Write the records below out in full, character for character, with no pictures.
-- start of MATERIAL FOR THIS TASK --
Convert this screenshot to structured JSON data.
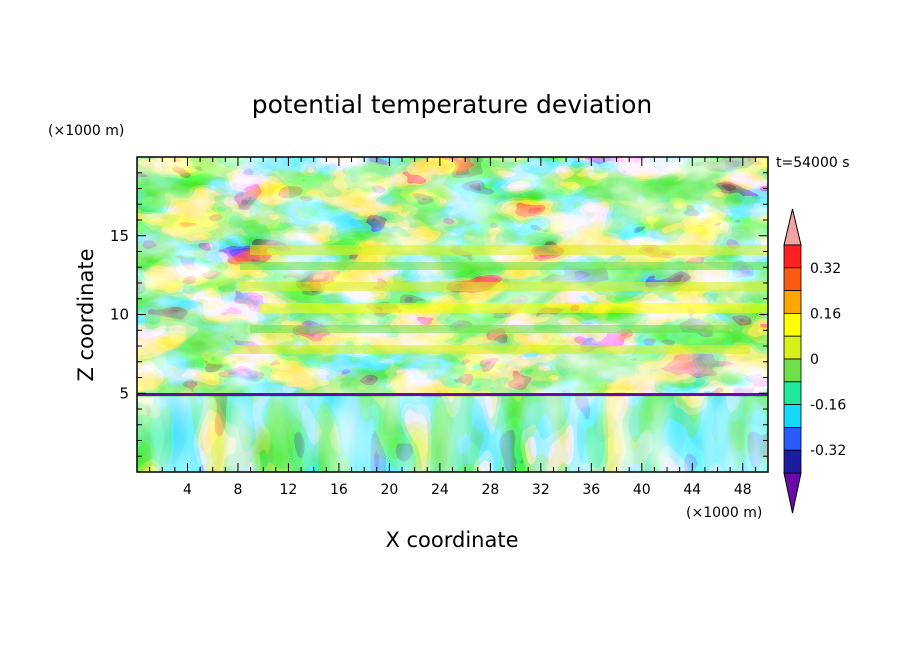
{
  "chart_data": {
    "type": "heatmap",
    "title": "potential temperature deviation",
    "time_label": "t=54000 s",
    "xlabel": "X coordinate",
    "ylabel": "Z coordinate",
    "x_unit": "(×1000 m)",
    "y_unit": "(×1000 m)",
    "xlim": [
      0,
      50
    ],
    "ylim": [
      0,
      20
    ],
    "x_ticks": [
      4,
      8,
      12,
      16,
      20,
      24,
      28,
      32,
      36,
      40,
      44,
      48
    ],
    "y_ticks": [
      5,
      10,
      15
    ],
    "colorbar": {
      "levels": [
        -0.4,
        -0.32,
        -0.24,
        -0.16,
        -0.08,
        0,
        0.08,
        0.16,
        0.24,
        0.32,
        0.4
      ],
      "tick_labels": [
        "0.32",
        "0.16",
        "0",
        "-0.16",
        "-0.32"
      ],
      "tick_values": [
        0.32,
        0.16,
        0,
        -0.16,
        -0.32
      ],
      "colors": [
        "#6a0aa8",
        "#1c1ca0",
        "#2a5cff",
        "#17d8ff",
        "#1ee89a",
        "#6fe04a",
        "#d8f01a",
        "#ffff00",
        "#ffa500",
        "#ff5a10",
        "#ff2020",
        "#f4a3a3"
      ],
      "extend": "both"
    }
  }
}
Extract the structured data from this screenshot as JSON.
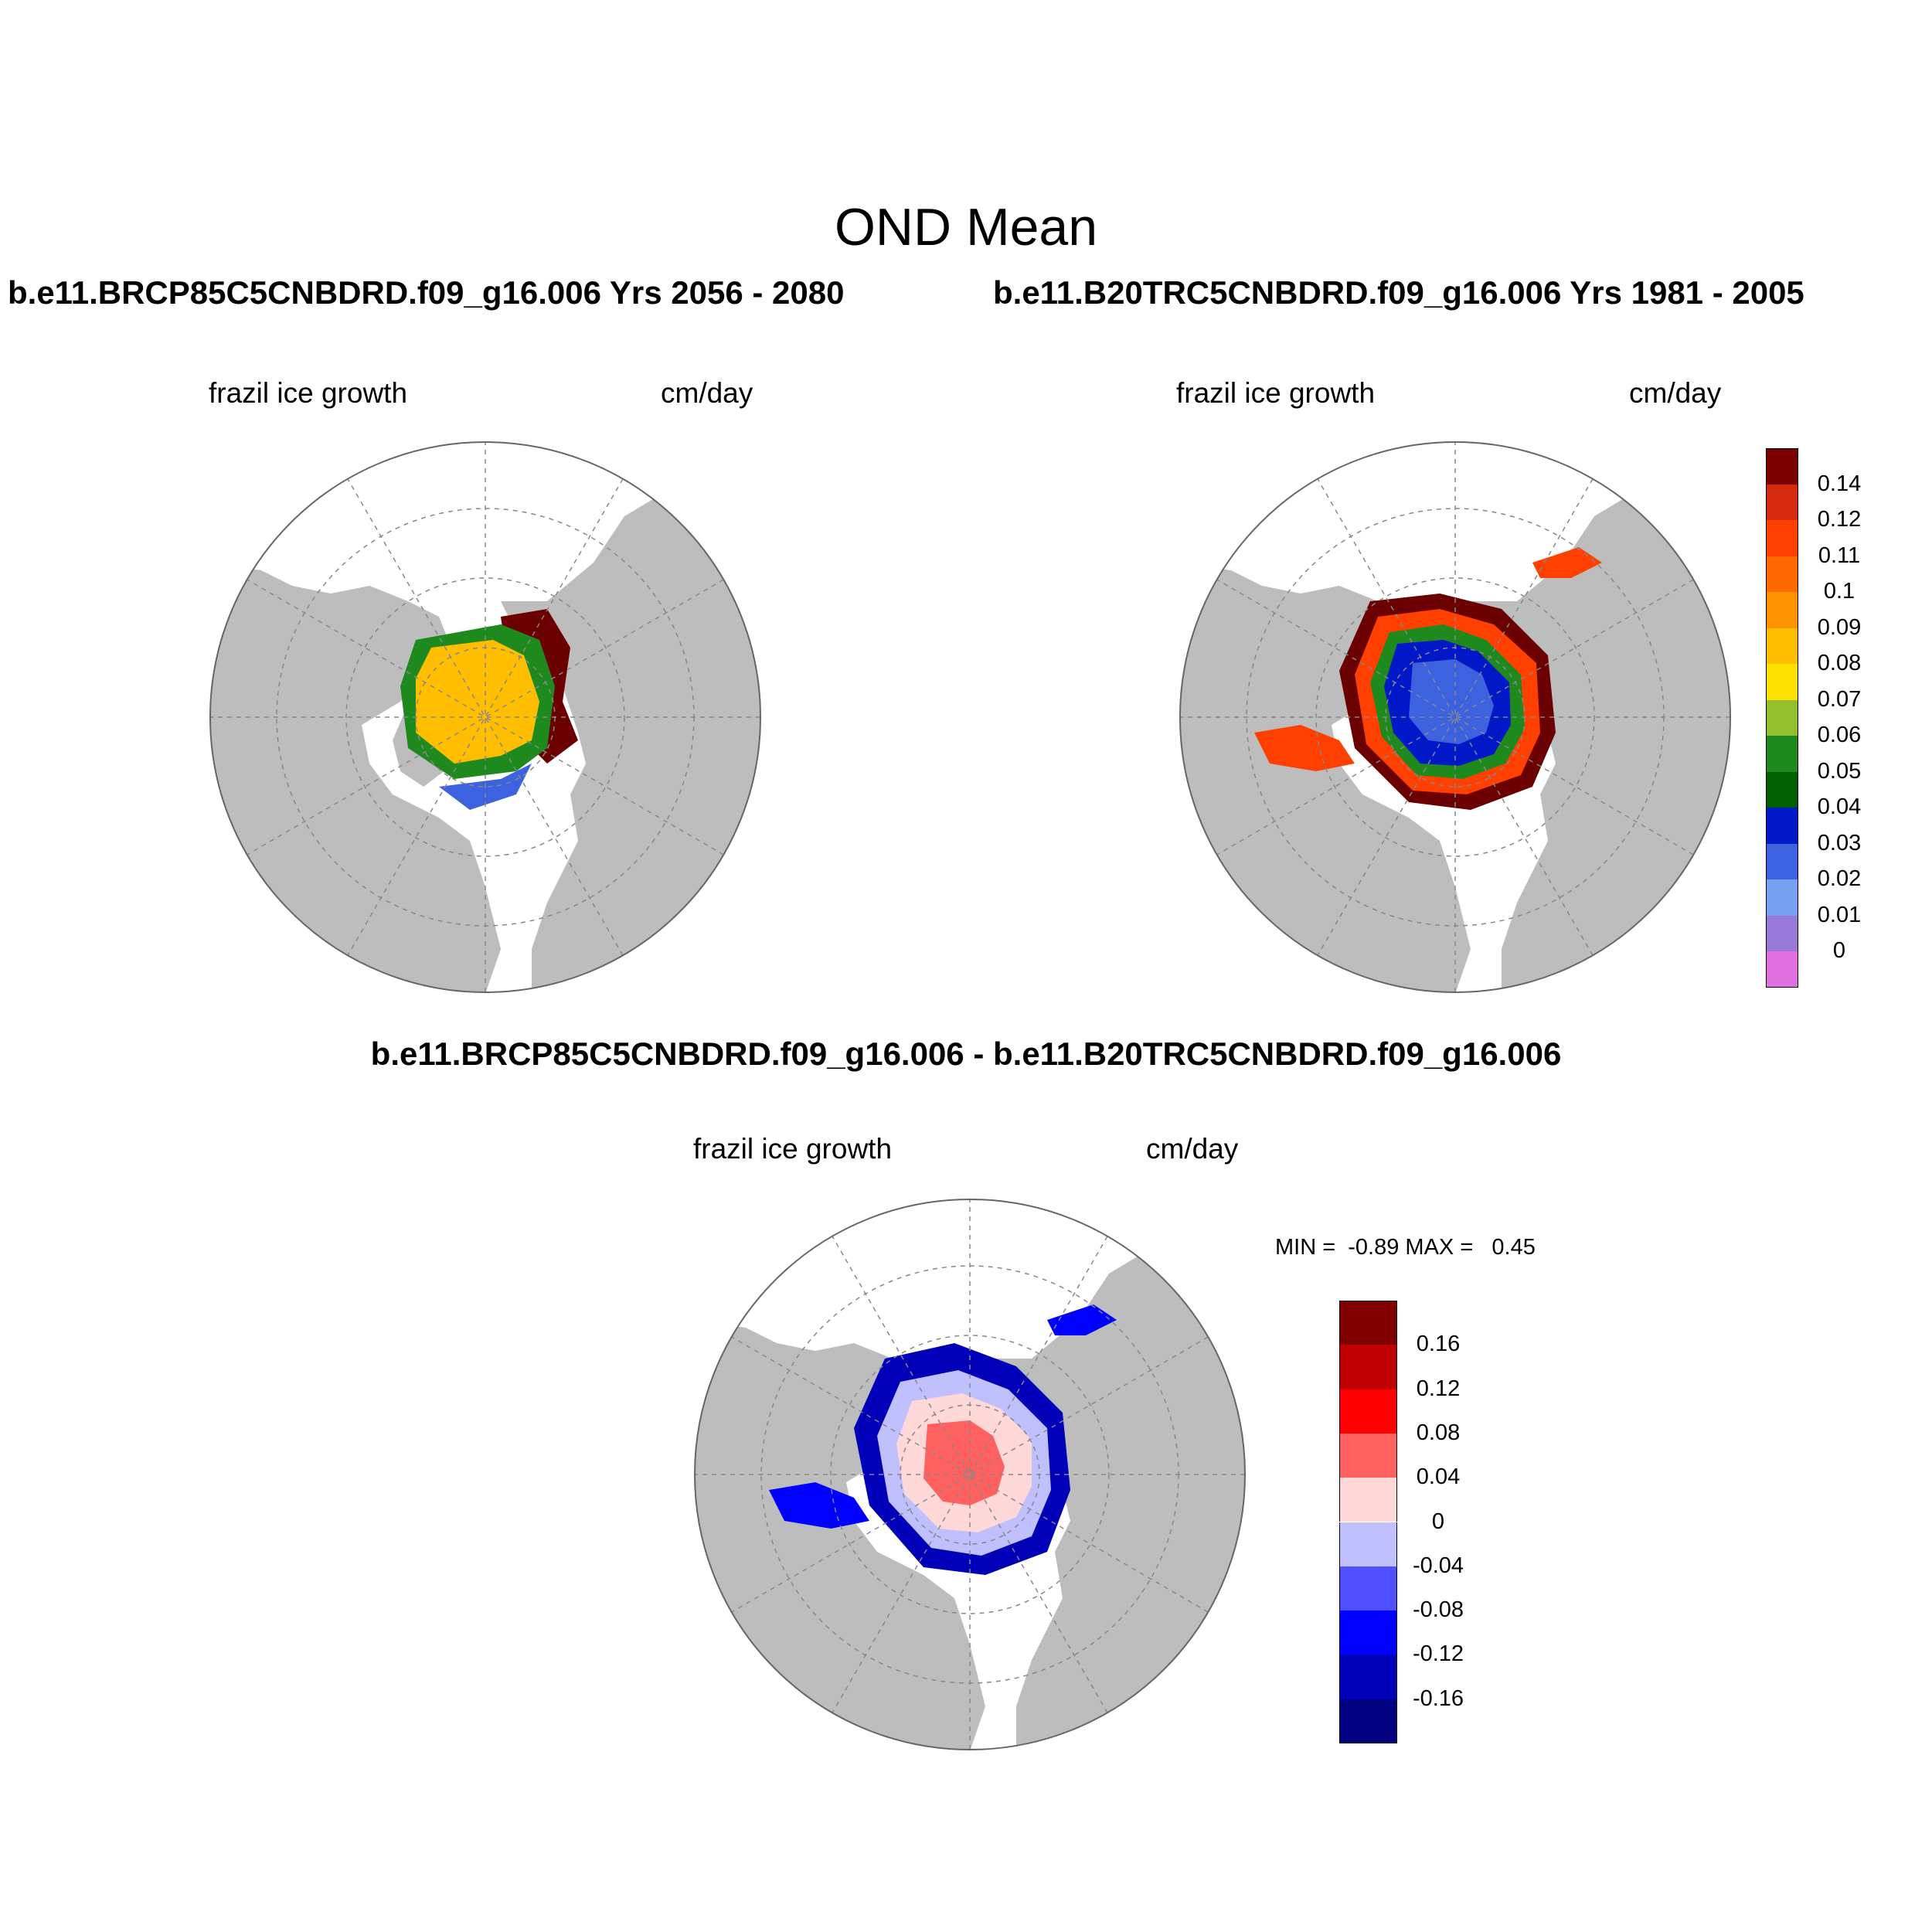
{
  "header": {
    "title": "OND Mean",
    "case_left": "b.e11.BRCP85C5CNBDRD.f09_g16.006  Yrs 2056 - 2080",
    "case_right": "b.e11.B20TRC5CNBDRD.f09_g16.006  Yrs 1981 - 2005",
    "diff_title": "b.e11.BRCP85C5CNBDRD.f09_g16.006 - b.e11.B20TRC5CNBDRD.f09_g16.006"
  },
  "panels": {
    "top_left": {
      "variable": "frazil ice growth",
      "units": "cm/day"
    },
    "top_right": {
      "variable": "frazil ice growth",
      "units": "cm/day"
    },
    "bottom": {
      "variable": "frazil ice growth",
      "units": "cm/day",
      "minmax": "MIN =  -0.89 MAX =   0.45"
    }
  },
  "colorbar_mean": {
    "labels": [
      "0.14",
      "0.12",
      "0.11",
      "0.1",
      "0.09",
      "0.08",
      "0.07",
      "0.06",
      "0.05",
      "0.04",
      "0.03",
      "0.02",
      "0.01",
      "0"
    ],
    "colors": [
      "#7a0000",
      "#d62a0e",
      "#ff4000",
      "#ff6a00",
      "#ff9200",
      "#ffbf00",
      "#ffe100",
      "#93bf2e",
      "#1e8a1e",
      "#006000",
      "#0018c8",
      "#3c62e0",
      "#78a0f0",
      "#9878d8",
      "#e070e0"
    ]
  },
  "colorbar_diff": {
    "labels": [
      "0.16",
      "0.12",
      "0.08",
      "0.04",
      "0",
      "-0.04",
      "-0.08",
      "-0.12",
      "-0.16"
    ],
    "colors": [
      "#800000",
      "#c00000",
      "#ff0000",
      "#ff6060",
      "#ffd8d8",
      "#c0c0ff",
      "#5050ff",
      "#0000ff",
      "#0000b8",
      "#000080"
    ]
  },
  "map_colors": {
    "ocean": "#ffffff",
    "land": "#bdbdbd",
    "grid": "#888888"
  }
}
-- end of MATERIAL FOR THIS TASK --
FULL SOLUTION
Convert this screenshot to structured JSON data.
{
  "chart_data": {
    "type": "heatmap",
    "title": "potential temperature deviation",
    "time_label": "t=54000 s",
    "xlabel": "X coordinate",
    "ylabel": "Z coordinate",
    "x_unit": "(×1000 m)",
    "y_unit": "(×1000 m)",
    "xlim": [
      0,
      50
    ],
    "ylim": [
      0,
      20
    ],
    "x_ticks": [
      4,
      8,
      12,
      16,
      20,
      24,
      28,
      32,
      36,
      40,
      44,
      48
    ],
    "y_ticks": [
      5,
      10,
      15
    ],
    "colorbar": {
      "levels": [
        -0.4,
        -0.32,
        -0.24,
        -0.16,
        -0.08,
        0,
        0.08,
        0.16,
        0.24,
        0.32,
        0.4
      ],
      "tick_labels": [
        "0.32",
        "0.16",
        "0",
        "-0.16",
        "-0.32"
      ],
      "tick_values": [
        0.32,
        0.16,
        0,
        -0.16,
        -0.32
      ],
      "colors": [
        "#6a0aa8",
        "#1c1ca0",
        "#2a5cff",
        "#17d8ff",
        "#1ee89a",
        "#6fe04a",
        "#d8f01a",
        "#ffff00",
        "#ffa500",
        "#ff5a10",
        "#ff2020",
        "#f4a3a3"
      ],
      "extend": "both"
    }
  }
}
Extract the structured data from this screenshot as JSON.
{
  "header": {
    "title": "OND Mean",
    "case_left": "b.e11.BRCP85C5CNBDRD.f09_g16.006  Yrs 2056 - 2080",
    "case_right": "b.e11.B20TRC5CNBDRD.f09_g16.006  Yrs 1981 - 2005",
    "diff_title": "b.e11.BRCP85C5CNBDRD.f09_g16.006 - b.e11.B20TRC5CNBDRD.f09_g16.006"
  },
  "panels": {
    "top_left": {
      "variable": "frazil ice growth",
      "units": "cm/day"
    },
    "top_right": {
      "variable": "frazil ice growth",
      "units": "cm/day"
    },
    "bottom": {
      "variable": "frazil ice growth",
      "units": "cm/day",
      "minmax": "MIN =  -0.89 MAX =   0.45"
    }
  },
  "colorbar_mean": {
    "labels": [
      "0.14",
      "0.12",
      "0.11",
      "0.1",
      "0.09",
      "0.08",
      "0.07",
      "0.06",
      "0.05",
      "0.04",
      "0.03",
      "0.02",
      "0.01",
      "0"
    ],
    "colors": [
      "#7a0000",
      "#d62a0e",
      "#ff4000",
      "#ff6a00",
      "#ff9200",
      "#ffbf00",
      "#ffe100",
      "#93bf2e",
      "#1e8a1e",
      "#006000",
      "#0018c8",
      "#3c62e0",
      "#78a0f0",
      "#9878d8",
      "#e070e0"
    ]
  },
  "colorbar_diff": {
    "labels": [
      "0.16",
      "0.12",
      "0.08",
      "0.04",
      "0",
      "-0.04",
      "-0.08",
      "-0.12",
      "-0.16"
    ],
    "colors": [
      "#800000",
      "#c00000",
      "#ff0000",
      "#ff6060",
      "#ffd8d8",
      "#c0c0ff",
      "#5050ff",
      "#0000ff",
      "#0000b8",
      "#000080"
    ]
  },
  "map_colors": {
    "ocean": "#ffffff",
    "land": "#bdbdbd",
    "grid": "#888888"
  }
}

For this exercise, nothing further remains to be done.